- [WHAT YOU WILL DO]:
Everything from the line containing "Transcribe this image's" through the last line of the records must be returned verbatim, and nothing outside that range.

- [TASK INPUT]:

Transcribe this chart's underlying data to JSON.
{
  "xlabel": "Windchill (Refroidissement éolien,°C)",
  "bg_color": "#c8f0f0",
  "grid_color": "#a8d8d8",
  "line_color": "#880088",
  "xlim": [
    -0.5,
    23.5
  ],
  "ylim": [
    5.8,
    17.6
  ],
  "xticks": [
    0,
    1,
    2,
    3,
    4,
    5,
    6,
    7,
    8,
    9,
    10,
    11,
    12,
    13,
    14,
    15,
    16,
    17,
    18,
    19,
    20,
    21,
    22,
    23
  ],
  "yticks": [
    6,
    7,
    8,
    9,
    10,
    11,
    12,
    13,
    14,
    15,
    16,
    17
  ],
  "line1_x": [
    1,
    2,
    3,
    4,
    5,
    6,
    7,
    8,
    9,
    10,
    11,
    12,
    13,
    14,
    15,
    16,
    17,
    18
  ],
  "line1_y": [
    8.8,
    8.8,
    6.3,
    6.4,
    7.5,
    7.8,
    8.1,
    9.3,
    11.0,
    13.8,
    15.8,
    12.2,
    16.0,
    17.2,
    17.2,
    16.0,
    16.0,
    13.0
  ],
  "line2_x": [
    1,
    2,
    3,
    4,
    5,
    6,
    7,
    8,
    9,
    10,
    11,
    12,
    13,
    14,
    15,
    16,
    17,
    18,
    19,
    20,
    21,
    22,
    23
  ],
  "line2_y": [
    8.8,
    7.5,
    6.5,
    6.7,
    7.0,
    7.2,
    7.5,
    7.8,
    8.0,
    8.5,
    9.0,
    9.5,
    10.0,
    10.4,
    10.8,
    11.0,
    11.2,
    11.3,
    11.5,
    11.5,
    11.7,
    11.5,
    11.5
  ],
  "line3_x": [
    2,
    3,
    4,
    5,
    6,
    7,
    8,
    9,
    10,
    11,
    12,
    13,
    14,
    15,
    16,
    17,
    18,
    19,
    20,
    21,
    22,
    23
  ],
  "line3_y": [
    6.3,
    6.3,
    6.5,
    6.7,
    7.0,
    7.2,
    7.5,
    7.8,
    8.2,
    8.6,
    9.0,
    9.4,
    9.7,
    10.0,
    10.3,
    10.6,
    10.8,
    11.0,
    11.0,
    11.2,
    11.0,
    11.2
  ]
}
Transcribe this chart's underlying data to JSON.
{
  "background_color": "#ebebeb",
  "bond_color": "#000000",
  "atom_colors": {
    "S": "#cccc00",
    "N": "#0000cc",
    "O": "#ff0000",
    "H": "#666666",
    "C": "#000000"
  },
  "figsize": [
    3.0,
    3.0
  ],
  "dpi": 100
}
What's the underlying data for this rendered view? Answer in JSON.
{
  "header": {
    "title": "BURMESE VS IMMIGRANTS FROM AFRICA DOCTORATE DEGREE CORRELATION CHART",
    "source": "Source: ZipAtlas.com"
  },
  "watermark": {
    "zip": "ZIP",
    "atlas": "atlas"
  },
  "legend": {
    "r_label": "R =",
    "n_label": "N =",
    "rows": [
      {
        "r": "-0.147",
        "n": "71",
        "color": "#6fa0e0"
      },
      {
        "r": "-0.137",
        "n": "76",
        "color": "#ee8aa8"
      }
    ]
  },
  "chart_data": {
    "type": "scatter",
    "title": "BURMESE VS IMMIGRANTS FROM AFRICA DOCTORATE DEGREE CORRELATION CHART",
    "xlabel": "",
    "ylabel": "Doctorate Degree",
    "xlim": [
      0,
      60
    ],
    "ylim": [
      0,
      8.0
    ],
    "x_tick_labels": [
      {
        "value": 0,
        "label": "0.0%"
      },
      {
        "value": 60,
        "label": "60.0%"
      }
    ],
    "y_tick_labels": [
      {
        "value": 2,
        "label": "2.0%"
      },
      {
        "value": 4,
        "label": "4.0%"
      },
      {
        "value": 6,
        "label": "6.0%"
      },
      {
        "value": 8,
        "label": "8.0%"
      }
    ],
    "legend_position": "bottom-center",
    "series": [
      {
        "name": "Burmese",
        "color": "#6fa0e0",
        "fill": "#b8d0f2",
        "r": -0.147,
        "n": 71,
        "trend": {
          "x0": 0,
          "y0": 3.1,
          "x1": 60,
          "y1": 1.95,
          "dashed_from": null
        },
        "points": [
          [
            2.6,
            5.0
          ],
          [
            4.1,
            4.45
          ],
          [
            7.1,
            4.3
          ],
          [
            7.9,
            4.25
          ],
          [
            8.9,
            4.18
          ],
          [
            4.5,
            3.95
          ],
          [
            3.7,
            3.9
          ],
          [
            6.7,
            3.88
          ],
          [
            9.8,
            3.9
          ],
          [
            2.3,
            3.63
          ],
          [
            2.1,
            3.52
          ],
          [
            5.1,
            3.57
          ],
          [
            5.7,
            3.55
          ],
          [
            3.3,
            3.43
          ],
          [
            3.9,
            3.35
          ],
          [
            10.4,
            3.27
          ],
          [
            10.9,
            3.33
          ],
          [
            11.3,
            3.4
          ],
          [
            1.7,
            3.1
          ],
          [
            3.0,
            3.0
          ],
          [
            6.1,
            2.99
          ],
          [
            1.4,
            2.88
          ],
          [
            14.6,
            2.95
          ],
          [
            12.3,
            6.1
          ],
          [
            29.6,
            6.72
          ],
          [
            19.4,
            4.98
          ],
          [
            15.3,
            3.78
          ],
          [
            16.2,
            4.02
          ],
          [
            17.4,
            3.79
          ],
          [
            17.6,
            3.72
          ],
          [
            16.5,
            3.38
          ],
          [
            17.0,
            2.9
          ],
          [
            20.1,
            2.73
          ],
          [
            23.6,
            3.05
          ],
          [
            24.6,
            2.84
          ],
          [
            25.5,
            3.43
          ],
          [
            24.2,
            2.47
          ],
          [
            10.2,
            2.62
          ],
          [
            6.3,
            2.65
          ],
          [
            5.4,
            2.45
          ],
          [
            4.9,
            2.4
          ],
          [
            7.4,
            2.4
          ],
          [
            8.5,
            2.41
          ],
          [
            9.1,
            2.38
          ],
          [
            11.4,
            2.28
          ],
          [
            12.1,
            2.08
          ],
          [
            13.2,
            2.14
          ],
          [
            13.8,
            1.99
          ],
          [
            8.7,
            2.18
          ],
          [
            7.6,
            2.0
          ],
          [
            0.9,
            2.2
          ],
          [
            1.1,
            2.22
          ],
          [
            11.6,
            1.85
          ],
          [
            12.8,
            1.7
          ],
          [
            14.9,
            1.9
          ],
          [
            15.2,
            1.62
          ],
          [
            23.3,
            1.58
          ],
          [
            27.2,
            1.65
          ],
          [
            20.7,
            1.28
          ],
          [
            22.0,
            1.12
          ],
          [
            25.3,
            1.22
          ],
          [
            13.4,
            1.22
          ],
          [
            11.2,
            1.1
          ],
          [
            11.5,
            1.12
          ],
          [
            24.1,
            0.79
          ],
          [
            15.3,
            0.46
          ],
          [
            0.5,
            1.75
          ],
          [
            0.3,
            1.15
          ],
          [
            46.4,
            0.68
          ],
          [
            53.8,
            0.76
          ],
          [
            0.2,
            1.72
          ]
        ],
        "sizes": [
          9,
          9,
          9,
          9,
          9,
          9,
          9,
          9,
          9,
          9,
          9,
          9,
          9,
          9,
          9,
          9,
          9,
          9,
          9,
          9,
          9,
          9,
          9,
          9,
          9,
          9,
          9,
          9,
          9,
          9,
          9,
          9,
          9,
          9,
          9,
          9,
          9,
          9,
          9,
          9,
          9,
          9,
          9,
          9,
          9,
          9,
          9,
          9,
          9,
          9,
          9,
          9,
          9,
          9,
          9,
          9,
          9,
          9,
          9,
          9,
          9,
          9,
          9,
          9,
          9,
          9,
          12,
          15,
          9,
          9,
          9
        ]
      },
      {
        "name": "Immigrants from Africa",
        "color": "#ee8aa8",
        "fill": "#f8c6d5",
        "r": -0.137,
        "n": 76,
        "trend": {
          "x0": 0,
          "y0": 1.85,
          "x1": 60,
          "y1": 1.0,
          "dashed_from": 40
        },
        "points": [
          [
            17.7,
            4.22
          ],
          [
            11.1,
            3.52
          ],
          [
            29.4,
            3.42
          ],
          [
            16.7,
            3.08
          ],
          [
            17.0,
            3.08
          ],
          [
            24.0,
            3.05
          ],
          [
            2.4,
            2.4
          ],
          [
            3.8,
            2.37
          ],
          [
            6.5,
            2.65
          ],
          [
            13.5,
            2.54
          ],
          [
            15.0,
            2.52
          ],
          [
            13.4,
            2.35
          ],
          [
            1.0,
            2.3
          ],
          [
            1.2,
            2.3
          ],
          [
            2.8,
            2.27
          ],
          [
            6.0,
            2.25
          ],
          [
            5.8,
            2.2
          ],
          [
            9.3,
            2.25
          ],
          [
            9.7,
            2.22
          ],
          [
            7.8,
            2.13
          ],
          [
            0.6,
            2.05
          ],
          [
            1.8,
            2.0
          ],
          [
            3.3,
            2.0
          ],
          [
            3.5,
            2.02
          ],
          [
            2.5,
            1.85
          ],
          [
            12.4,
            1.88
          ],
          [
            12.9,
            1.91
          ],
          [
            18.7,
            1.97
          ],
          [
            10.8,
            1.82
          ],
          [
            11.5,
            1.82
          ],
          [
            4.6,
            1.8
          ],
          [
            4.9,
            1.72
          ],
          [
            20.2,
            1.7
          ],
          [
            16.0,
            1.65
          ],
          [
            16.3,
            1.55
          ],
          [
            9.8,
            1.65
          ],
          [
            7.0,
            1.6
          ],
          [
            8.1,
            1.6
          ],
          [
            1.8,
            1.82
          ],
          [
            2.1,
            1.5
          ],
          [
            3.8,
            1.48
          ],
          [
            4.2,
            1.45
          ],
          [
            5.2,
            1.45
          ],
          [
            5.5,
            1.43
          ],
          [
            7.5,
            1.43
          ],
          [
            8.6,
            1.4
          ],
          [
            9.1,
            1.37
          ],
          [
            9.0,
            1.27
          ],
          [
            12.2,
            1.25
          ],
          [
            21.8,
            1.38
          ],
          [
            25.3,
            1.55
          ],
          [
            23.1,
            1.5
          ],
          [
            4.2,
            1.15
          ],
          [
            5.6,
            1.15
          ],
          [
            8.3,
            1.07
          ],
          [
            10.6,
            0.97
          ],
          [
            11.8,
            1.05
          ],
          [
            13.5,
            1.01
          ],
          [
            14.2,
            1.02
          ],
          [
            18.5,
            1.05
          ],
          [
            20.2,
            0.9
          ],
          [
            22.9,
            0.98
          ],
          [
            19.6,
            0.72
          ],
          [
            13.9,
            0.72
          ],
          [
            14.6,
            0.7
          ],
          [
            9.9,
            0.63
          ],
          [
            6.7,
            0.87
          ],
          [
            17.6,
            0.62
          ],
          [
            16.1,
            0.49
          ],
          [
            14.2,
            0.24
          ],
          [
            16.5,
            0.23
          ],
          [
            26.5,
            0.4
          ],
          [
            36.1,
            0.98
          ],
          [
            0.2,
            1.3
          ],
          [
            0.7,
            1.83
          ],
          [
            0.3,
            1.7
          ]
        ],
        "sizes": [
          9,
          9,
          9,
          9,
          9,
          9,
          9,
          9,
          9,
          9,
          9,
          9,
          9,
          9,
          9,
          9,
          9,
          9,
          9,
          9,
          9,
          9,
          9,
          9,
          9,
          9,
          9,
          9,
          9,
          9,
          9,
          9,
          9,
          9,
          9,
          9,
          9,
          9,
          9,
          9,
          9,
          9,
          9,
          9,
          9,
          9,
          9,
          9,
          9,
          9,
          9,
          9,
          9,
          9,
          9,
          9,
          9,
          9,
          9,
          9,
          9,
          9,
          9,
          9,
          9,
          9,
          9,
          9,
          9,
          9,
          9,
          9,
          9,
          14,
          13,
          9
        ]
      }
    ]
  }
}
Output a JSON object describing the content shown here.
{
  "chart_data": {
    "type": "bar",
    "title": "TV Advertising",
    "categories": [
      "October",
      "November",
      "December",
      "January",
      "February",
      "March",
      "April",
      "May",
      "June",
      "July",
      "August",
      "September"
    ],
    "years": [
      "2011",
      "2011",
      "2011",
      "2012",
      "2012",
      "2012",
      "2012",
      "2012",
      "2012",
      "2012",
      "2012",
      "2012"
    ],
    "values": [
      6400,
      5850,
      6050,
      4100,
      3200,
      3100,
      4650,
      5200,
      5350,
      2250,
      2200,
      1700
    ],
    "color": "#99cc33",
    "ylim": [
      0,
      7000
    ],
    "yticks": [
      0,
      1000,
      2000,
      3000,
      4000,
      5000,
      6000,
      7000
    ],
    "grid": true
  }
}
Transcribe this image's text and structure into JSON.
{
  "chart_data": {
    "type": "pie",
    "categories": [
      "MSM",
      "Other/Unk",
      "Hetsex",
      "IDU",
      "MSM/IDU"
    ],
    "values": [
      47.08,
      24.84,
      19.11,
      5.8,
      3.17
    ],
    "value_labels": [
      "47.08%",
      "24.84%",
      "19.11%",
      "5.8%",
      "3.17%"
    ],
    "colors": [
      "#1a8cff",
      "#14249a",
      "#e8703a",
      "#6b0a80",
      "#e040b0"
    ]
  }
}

- [ANSWER TO THIS TASK]:
Transcribe this image's text and structure into JSON.
{
  "chart_data": {
    "type": "pie",
    "categories": [
      "MSM",
      "Other/Unk",
      "Hetsex",
      "IDU",
      "MSM/IDU"
    ],
    "values": [
      47.08,
      24.84,
      19.11,
      5.8,
      3.17
    ],
    "value_labels": [
      "47.08%",
      "24.84%",
      "19.11%",
      "5.8%",
      "3.17%"
    ],
    "colors": [
      "#1a8cff",
      "#14249a",
      "#e8703a",
      "#6b0a80",
      "#e040b0"
    ]
  }
}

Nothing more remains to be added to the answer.